Task goal
Output every line below without omitting or altering anything.

**** Input records

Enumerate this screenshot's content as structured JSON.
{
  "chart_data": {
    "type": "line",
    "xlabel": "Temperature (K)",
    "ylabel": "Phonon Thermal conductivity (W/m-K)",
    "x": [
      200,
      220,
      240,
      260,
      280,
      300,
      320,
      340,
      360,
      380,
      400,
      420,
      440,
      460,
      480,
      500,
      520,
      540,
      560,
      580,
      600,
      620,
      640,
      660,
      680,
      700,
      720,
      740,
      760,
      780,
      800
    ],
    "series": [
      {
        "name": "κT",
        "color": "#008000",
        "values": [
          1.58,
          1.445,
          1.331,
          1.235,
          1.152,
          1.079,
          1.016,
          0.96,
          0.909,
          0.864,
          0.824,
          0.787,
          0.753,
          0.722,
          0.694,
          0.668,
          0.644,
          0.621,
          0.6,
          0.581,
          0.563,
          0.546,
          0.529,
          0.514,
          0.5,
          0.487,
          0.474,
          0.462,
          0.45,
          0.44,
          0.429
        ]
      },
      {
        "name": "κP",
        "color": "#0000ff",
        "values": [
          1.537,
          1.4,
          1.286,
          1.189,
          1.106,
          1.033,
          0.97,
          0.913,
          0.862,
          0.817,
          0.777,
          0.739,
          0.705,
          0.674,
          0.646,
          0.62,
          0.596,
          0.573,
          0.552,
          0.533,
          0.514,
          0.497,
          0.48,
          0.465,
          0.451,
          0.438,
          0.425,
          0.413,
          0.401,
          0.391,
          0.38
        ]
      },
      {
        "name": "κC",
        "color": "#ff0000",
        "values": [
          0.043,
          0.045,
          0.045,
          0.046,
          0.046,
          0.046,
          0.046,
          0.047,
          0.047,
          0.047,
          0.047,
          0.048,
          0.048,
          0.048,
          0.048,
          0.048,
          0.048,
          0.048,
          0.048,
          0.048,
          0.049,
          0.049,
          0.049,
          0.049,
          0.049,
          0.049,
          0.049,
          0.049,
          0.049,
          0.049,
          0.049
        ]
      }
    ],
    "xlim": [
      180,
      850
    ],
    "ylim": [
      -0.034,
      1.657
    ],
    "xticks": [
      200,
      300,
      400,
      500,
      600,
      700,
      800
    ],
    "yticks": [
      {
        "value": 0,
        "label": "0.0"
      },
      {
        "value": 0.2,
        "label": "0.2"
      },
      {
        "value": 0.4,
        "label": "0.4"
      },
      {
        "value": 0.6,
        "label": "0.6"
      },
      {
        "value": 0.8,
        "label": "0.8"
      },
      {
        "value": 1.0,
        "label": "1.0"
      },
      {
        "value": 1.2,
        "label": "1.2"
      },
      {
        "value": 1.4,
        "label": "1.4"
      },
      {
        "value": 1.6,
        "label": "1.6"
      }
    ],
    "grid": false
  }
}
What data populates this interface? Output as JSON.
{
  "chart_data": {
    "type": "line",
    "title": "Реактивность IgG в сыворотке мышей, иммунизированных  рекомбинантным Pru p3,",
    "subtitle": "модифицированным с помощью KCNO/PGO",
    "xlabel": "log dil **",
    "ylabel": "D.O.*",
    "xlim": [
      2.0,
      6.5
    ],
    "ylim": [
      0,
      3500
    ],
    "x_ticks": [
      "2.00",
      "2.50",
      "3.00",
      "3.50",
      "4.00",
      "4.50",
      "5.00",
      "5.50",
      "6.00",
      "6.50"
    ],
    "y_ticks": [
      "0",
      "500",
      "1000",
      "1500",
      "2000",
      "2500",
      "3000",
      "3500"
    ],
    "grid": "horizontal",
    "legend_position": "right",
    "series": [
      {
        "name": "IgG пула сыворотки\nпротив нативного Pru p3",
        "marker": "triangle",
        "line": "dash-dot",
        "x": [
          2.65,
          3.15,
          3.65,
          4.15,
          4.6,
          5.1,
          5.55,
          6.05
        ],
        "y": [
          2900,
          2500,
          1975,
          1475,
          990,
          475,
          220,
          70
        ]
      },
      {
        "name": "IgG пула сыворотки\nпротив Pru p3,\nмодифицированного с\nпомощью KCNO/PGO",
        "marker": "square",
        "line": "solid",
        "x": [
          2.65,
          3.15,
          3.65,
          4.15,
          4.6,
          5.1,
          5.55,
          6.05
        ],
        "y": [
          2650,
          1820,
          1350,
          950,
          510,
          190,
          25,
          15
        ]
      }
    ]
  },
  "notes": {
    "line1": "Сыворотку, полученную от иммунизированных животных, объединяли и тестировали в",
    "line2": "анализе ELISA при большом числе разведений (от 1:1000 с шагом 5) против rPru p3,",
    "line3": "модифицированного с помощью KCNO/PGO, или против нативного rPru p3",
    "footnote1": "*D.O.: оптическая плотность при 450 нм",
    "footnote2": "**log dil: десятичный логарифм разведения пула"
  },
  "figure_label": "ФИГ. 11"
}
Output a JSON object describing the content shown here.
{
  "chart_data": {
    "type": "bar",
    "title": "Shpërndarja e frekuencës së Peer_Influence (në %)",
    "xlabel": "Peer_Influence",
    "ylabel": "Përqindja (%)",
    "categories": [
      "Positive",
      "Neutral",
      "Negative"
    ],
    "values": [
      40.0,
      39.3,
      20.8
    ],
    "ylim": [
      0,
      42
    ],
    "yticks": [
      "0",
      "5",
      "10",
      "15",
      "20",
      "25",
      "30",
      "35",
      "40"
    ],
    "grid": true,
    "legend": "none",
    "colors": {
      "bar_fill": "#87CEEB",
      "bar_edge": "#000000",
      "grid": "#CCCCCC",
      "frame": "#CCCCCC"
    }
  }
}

********

Problem solution
Enumerate this screenshot's content as structured JSON.
{
  "chart_data": {
    "type": "line",
    "xlabel": "Temperature (K)",
    "ylabel": "Phonon Thermal conductivity (W/m-K)",
    "x": [
      200,
      220,
      240,
      260,
      280,
      300,
      320,
      340,
      360,
      380,
      400,
      420,
      440,
      460,
      480,
      500,
      520,
      540,
      560,
      580,
      600,
      620,
      640,
      660,
      680,
      700,
      720,
      740,
      760,
      780,
      800
    ],
    "series": [
      {
        "name": "κT",
        "color": "#008000",
        "values": [
          1.58,
          1.445,
          1.331,
          1.235,
          1.152,
          1.079,
          1.016,
          0.96,
          0.909,
          0.864,
          0.824,
          0.787,
          0.753,
          0.722,
          0.694,
          0.668,
          0.644,
          0.621,
          0.6,
          0.581,
          0.563,
          0.546,
          0.529,
          0.514,
          0.5,
          0.487,
          0.474,
          0.462,
          0.45,
          0.44,
          0.429
        ]
      },
      {
        "name": "κP",
        "color": "#0000ff",
        "values": [
          1.537,
          1.4,
          1.286,
          1.189,
          1.106,
          1.033,
          0.97,
          0.913,
          0.862,
          0.817,
          0.777,
          0.739,
          0.705,
          0.674,
          0.646,
          0.62,
          0.596,
          0.573,
          0.552,
          0.533,
          0.514,
          0.497,
          0.48,
          0.465,
          0.451,
          0.438,
          0.425,
          0.413,
          0.401,
          0.391,
          0.38
        ]
      },
      {
        "name": "κC",
        "color": "#ff0000",
        "values": [
          0.043,
          0.045,
          0.045,
          0.046,
          0.046,
          0.046,
          0.046,
          0.047,
          0.047,
          0.047,
          0.047,
          0.048,
          0.048,
          0.048,
          0.048,
          0.048,
          0.048,
          0.048,
          0.048,
          0.048,
          0.049,
          0.049,
          0.049,
          0.049,
          0.049,
          0.049,
          0.049,
          0.049,
          0.049,
          0.049,
          0.049
        ]
      }
    ],
    "xlim": [
      180,
      850
    ],
    "ylim": [
      -0.034,
      1.657
    ],
    "xticks": [
      200,
      300,
      400,
      500,
      600,
      700,
      800
    ],
    "yticks": [
      {
        "value": 0,
        "label": "0.0"
      },
      {
        "value": 0.2,
        "label": "0.2"
      },
      {
        "value": 0.4,
        "label": "0.4"
      },
      {
        "value": 0.6,
        "label": "0.6"
      },
      {
        "value": 0.8,
        "label": "0.8"
      },
      {
        "value": 1.0,
        "label": "1.0"
      },
      {
        "value": 1.2,
        "label": "1.2"
      },
      {
        "value": 1.4,
        "label": "1.4"
      },
      {
        "value": 1.6,
        "label": "1.6"
      }
    ],
    "grid": false
  }
}
What data populates this interface? Output as JSON.
{
  "chart_data": {
    "type": "line",
    "title": "Реактивность IgG в сыворотке мышей, иммунизированных  рекомбинантным Pru p3,",
    "subtitle": "модифицированным с помощью KCNO/PGO",
    "xlabel": "log dil **",
    "ylabel": "D.O.*",
    "xlim": [
      2.0,
      6.5
    ],
    "ylim": [
      0,
      3500
    ],
    "x_ticks": [
      "2.00",
      "2.50",
      "3.00",
      "3.50",
      "4.00",
      "4.50",
      "5.00",
      "5.50",
      "6.00",
      "6.50"
    ],
    "y_ticks": [
      "0",
      "500",
      "1000",
      "1500",
      "2000",
      "2500",
      "3000",
      "3500"
    ],
    "grid": "horizontal",
    "legend_position": "right",
    "series": [
      {
        "name": "IgG пула сыворотки\nпротив нативного Pru p3",
        "marker": "triangle",
        "line": "dash-dot",
        "x": [
          2.65,
          3.15,
          3.65,
          4.15,
          4.6,
          5.1,
          5.55,
          6.05
        ],
        "y": [
          2900,
          2500,
          1975,
          1475,
          990,
          475,
          220,
          70
        ]
      },
      {
        "name": "IgG пула сыворотки\nпротив Pru p3,\nмодифицированного с\nпомощью KCNO/PGO",
        "marker": "square",
        "line": "solid",
        "x": [
          2.65,
          3.15,
          3.65,
          4.15,
          4.6,
          5.1,
          5.55,
          6.05
        ],
        "y": [
          2650,
          1820,
          1350,
          950,
          510,
          190,
          25,
          15
        ]
      }
    ]
  },
  "notes": {
    "line1": "Сыворотку, полученную от иммунизированных животных, объединяли и тестировали в",
    "line2": "анализе ELISA при большом числе разведений (от 1:1000 с шагом 5) против rPru p3,",
    "line3": "модифицированного с помощью KCNO/PGO, или против нативного rPru p3",
    "footnote1": "*D.O.: оптическая плотность при 450 нм",
    "footnote2": "**log dil: десятичный логарифм разведения пула"
  },
  "figure_label": "ФИГ. 11"
}
Output a JSON object describing the content shown here.
{
  "chart_data": {
    "type": "bar",
    "title": "Shpërndarja e frekuencës së Peer_Influence (në %)",
    "xlabel": "Peer_Influence",
    "ylabel": "Përqindja (%)",
    "categories": [
      "Positive",
      "Neutral",
      "Negative"
    ],
    "values": [
      40.0,
      39.3,
      20.8
    ],
    "ylim": [
      0,
      42
    ],
    "yticks": [
      "0",
      "5",
      "10",
      "15",
      "20",
      "25",
      "30",
      "35",
      "40"
    ],
    "grid": true,
    "legend": "none",
    "colors": {
      "bar_fill": "#87CEEB",
      "bar_edge": "#000000",
      "grid": "#CCCCCC",
      "frame": "#CCCCCC"
    }
  }
}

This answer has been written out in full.